__Region and label listings__:
** Begin **

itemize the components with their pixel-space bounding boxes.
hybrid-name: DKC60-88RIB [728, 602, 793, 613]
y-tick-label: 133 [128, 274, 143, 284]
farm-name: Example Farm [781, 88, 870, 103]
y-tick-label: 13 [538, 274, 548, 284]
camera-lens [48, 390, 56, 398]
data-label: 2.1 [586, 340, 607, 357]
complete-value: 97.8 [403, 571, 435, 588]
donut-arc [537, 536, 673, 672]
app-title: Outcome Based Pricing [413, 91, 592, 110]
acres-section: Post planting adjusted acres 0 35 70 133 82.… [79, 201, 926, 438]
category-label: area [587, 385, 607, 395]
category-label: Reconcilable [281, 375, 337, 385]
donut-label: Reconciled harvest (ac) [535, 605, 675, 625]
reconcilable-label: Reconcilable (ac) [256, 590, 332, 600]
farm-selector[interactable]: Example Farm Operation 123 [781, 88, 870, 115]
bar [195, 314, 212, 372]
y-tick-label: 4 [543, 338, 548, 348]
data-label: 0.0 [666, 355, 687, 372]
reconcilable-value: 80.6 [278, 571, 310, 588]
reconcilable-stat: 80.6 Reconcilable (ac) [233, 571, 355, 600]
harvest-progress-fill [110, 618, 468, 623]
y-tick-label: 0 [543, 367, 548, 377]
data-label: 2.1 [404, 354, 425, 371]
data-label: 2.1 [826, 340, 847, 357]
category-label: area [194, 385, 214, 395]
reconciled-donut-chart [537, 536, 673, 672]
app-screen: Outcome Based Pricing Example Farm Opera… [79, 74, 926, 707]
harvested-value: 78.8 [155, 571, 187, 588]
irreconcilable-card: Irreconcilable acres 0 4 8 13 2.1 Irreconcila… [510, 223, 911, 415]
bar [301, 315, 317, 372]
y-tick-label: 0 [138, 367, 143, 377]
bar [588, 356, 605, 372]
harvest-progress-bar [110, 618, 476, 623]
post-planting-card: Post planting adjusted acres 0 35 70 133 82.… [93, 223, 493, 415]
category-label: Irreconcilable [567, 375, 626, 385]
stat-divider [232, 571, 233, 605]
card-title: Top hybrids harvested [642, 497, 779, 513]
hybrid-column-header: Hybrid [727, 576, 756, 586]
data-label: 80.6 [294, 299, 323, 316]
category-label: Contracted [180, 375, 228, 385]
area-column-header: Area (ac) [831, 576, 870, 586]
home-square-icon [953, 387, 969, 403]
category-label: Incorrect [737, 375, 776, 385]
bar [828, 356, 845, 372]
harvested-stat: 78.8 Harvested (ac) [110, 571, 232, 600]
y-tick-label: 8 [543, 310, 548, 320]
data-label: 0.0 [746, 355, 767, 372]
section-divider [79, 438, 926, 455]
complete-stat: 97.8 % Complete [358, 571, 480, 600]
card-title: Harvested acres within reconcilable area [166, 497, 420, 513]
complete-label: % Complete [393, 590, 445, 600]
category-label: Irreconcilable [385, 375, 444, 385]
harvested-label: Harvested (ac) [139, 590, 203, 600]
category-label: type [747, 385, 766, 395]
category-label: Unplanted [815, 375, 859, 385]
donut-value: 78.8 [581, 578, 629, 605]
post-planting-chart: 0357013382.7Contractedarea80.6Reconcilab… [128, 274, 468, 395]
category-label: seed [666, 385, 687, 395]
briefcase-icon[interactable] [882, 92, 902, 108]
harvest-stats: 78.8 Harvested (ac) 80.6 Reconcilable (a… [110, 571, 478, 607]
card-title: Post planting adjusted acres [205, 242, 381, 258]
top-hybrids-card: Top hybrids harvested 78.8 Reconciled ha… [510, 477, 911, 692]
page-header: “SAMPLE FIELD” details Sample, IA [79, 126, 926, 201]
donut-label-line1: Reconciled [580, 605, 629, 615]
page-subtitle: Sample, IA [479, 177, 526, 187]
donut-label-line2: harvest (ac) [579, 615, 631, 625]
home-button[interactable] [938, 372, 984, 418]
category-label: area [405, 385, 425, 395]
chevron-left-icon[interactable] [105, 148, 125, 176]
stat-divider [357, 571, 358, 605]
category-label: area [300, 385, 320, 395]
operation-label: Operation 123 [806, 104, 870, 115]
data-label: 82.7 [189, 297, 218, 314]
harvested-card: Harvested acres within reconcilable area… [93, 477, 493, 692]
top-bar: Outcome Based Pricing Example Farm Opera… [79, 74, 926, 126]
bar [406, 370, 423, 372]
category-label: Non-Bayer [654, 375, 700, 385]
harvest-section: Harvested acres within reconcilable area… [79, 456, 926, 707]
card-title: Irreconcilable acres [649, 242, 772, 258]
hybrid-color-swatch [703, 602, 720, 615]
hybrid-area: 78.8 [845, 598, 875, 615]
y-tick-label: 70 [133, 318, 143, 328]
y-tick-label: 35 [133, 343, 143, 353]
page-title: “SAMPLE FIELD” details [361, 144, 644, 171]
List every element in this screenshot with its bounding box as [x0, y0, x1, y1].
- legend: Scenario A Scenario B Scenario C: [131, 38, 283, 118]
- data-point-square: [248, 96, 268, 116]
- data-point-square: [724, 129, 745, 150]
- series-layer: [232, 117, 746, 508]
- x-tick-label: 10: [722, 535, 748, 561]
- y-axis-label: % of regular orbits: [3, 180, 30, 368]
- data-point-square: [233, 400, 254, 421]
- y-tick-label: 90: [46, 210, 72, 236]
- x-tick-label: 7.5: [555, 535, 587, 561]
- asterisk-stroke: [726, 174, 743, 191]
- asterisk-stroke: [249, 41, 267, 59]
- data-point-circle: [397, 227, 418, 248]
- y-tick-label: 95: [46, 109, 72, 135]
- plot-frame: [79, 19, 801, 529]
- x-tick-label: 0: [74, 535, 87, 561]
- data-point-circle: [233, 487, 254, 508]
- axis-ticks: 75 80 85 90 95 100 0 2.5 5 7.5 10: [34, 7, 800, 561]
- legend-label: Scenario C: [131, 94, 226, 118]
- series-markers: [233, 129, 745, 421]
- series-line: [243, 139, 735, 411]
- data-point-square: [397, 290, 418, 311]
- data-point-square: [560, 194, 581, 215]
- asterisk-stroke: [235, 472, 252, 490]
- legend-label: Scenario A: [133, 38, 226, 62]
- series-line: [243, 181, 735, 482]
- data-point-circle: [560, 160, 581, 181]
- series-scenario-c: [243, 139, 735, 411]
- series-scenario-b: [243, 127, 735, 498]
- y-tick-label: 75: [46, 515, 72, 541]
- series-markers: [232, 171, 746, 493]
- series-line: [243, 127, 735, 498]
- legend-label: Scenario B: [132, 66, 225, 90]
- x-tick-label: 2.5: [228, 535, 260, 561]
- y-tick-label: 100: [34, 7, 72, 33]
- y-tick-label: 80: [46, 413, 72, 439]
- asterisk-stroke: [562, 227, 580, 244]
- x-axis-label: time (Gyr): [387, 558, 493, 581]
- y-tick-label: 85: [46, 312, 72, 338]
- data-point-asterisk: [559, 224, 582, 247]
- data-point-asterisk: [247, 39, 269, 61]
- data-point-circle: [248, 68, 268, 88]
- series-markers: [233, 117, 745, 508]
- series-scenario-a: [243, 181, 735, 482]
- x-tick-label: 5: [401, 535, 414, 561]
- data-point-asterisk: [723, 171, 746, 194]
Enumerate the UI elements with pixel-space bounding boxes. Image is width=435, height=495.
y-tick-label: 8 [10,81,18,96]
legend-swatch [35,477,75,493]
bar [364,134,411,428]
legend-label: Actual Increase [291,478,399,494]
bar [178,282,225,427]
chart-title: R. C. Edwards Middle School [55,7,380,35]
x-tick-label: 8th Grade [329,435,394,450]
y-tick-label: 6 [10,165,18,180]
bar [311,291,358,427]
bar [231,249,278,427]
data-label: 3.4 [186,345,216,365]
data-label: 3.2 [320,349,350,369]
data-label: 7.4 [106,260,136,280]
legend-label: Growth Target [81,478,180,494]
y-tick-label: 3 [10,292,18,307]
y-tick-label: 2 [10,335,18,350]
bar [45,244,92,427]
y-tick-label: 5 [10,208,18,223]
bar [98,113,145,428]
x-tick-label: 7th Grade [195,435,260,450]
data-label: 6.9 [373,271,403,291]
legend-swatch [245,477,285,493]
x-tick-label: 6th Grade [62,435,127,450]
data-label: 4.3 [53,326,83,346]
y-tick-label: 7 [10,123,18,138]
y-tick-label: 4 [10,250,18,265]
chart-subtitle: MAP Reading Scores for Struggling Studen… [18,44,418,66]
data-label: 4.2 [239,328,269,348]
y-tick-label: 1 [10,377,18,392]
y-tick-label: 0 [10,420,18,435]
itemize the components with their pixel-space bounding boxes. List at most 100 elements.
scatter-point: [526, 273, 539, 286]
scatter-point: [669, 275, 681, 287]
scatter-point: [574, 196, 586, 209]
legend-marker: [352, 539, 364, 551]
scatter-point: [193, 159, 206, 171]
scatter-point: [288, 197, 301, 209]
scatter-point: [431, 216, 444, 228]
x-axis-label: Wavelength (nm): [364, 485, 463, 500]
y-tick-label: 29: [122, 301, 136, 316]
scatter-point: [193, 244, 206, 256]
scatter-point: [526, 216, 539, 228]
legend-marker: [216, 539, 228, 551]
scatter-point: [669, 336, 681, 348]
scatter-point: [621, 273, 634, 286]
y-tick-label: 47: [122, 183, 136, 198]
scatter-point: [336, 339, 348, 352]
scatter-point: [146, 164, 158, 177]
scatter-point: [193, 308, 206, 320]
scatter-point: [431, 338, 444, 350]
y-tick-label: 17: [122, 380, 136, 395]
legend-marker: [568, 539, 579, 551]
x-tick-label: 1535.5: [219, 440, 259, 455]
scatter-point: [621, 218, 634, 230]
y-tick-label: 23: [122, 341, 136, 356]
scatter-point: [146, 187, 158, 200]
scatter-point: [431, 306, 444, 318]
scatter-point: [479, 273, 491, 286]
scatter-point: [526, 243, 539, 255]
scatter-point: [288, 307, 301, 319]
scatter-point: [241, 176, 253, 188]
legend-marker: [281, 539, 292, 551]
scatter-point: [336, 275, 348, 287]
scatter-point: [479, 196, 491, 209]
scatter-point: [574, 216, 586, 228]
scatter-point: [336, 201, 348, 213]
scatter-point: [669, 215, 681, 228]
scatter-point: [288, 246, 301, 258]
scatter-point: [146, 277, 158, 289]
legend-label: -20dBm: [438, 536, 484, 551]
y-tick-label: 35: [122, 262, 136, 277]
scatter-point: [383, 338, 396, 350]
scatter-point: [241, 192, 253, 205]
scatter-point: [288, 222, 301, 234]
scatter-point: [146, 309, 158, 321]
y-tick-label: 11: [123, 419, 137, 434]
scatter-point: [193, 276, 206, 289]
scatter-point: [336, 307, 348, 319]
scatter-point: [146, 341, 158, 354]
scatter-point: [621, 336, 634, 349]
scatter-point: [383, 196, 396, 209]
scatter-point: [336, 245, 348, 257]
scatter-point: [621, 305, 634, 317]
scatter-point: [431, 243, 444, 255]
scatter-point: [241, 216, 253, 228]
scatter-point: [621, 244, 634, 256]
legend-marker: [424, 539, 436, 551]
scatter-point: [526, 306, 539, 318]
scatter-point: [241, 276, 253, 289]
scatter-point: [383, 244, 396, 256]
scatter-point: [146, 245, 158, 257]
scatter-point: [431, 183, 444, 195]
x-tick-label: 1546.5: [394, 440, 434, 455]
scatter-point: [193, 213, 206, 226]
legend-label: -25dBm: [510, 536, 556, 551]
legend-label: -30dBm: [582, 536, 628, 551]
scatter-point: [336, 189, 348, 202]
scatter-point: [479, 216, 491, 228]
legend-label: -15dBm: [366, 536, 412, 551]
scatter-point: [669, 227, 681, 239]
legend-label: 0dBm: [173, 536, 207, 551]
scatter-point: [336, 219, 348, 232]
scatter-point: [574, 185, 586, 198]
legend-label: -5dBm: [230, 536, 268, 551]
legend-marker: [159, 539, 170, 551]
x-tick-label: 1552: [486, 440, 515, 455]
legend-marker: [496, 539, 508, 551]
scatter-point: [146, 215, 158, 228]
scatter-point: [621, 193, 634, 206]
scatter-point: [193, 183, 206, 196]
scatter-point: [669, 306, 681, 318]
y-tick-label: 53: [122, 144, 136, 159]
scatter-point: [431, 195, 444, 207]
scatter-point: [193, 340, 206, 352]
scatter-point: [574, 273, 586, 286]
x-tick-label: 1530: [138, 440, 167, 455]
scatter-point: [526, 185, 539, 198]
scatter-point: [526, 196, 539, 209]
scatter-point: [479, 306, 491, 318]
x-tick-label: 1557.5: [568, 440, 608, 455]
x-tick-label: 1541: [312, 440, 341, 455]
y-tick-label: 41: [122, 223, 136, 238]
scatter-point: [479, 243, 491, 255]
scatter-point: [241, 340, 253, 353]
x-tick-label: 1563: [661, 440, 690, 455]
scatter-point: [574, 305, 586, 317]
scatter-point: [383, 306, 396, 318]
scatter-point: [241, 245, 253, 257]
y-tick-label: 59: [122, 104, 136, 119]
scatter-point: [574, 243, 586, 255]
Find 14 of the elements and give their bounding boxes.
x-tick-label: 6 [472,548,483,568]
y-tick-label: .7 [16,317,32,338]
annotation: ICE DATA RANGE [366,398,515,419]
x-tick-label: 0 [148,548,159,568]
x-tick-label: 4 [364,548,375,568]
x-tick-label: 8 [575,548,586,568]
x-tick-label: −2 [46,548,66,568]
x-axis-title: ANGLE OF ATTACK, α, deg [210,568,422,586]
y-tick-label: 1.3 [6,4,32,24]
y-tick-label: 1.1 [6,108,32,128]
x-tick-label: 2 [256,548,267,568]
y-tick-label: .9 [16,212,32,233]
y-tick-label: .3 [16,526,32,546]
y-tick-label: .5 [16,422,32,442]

** End **

Revise the items above from the first line through the line with "data-label: 2.1 [586, 340, 607, 357]", changing "y-tick-label" to "axis-tick-label" and keeping everything else the same.

__Answer to this exercise__:
itemize the components with their pixel-space bounding boxes.
hybrid-name: DKC60-88RIB [728, 602, 793, 613]
axis-tick-label: 133 [128, 274, 143, 284]
farm-name: Example Farm [781, 88, 870, 103]
axis-tick-label: 13 [538, 274, 548, 284]
camera-lens [48, 390, 56, 398]
data-label: 2.1 [586, 340, 607, 357]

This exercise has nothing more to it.